** START DATA TO PROCESS **

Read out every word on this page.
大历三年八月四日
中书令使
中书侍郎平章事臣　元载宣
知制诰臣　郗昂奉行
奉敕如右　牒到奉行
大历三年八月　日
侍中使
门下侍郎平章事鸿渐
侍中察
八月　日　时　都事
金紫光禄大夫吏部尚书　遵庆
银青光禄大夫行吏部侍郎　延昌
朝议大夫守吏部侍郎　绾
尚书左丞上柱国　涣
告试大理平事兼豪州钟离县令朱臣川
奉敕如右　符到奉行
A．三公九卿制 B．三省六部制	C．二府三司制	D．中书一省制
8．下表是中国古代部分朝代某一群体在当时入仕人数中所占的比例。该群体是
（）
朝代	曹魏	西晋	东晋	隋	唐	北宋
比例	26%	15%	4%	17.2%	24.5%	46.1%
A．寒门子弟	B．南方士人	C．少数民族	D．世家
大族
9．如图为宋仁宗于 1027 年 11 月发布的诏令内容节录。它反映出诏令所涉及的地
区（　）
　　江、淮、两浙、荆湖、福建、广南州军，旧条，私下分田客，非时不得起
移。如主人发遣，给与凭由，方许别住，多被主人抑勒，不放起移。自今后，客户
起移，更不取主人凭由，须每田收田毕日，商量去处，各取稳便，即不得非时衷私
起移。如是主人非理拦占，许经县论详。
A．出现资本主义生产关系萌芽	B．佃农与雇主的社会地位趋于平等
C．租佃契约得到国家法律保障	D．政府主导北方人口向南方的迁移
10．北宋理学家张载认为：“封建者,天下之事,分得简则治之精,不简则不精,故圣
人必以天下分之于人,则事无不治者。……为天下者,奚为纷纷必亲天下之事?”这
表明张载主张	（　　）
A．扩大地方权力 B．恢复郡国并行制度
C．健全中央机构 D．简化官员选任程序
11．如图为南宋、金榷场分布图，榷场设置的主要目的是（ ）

** END DATA TO PROCESS **

PROBLEM DESCRIPTION: Please set down the whole listing above without altering a single line.

EXERCISE SOLUTION:
Read out every word on this page.
大历三年八月四日
中书令使
中书侍郎平章事臣　元载宣
知制诰臣　郗昂奉行
奉敕如右　牒到奉行
大历三年八月　日
侍中使
门下侍郎平章事鸿渐
侍中察
八月　日　时　都事
金紫光禄大夫吏部尚书　遵庆
银青光禄大夫行吏部侍郎　延昌
朝议大夫守吏部侍郎　绾
尚书左丞上柱国　涣
告试大理平事兼豪州钟离县令朱臣川
奉敕如右　符到奉行
A．三公九卿制 B．三省六部制	C．二府三司制	D．中书一省制
8．下表是中国古代部分朝代某一群体在当时入仕人数中所占的比例。该群体是
（）
朝代	曹魏	西晋	东晋	隋	唐	北宋
比例	26%	15%	4%	17.2%	24.5%	46.1%
A．寒门子弟	B．南方士人	C．少数民族	D．世家
大族
9．如图为宋仁宗于 1027 年 11 月发布的诏令内容节录。它反映出诏令所涉及的地
区（　）
　　江、淮、两浙、荆湖、福建、广南州军，旧条，私下分田客，非时不得起
移。如主人发遣，给与凭由，方许别住，多被主人抑勒，不放起移。自今后，客户
起移，更不取主人凭由，须每田收田毕日，商量去处，各取稳便，即不得非时衷私
起移。如是主人非理拦占，许经县论详。
A．出现资本主义生产关系萌芽	B．佃农与雇主的社会地位趋于平等
C．租佃契约得到国家法律保障	D．政府主导北方人口向南方的迁移
10．北宋理学家张载认为：“封建者,天下之事,分得简则治之精,不简则不精,故圣
人必以天下分之于人,则事无不治者。……为天下者,奚为纷纷必亲天下之事?”这
表明张载主张	（　　）
A．扩大地方权力 B．恢复郡国并行制度
C．健全中央机构 D．简化官员选任程序
11．如图为南宋、金榷场分布图，榷场设置的主要目的是（ ）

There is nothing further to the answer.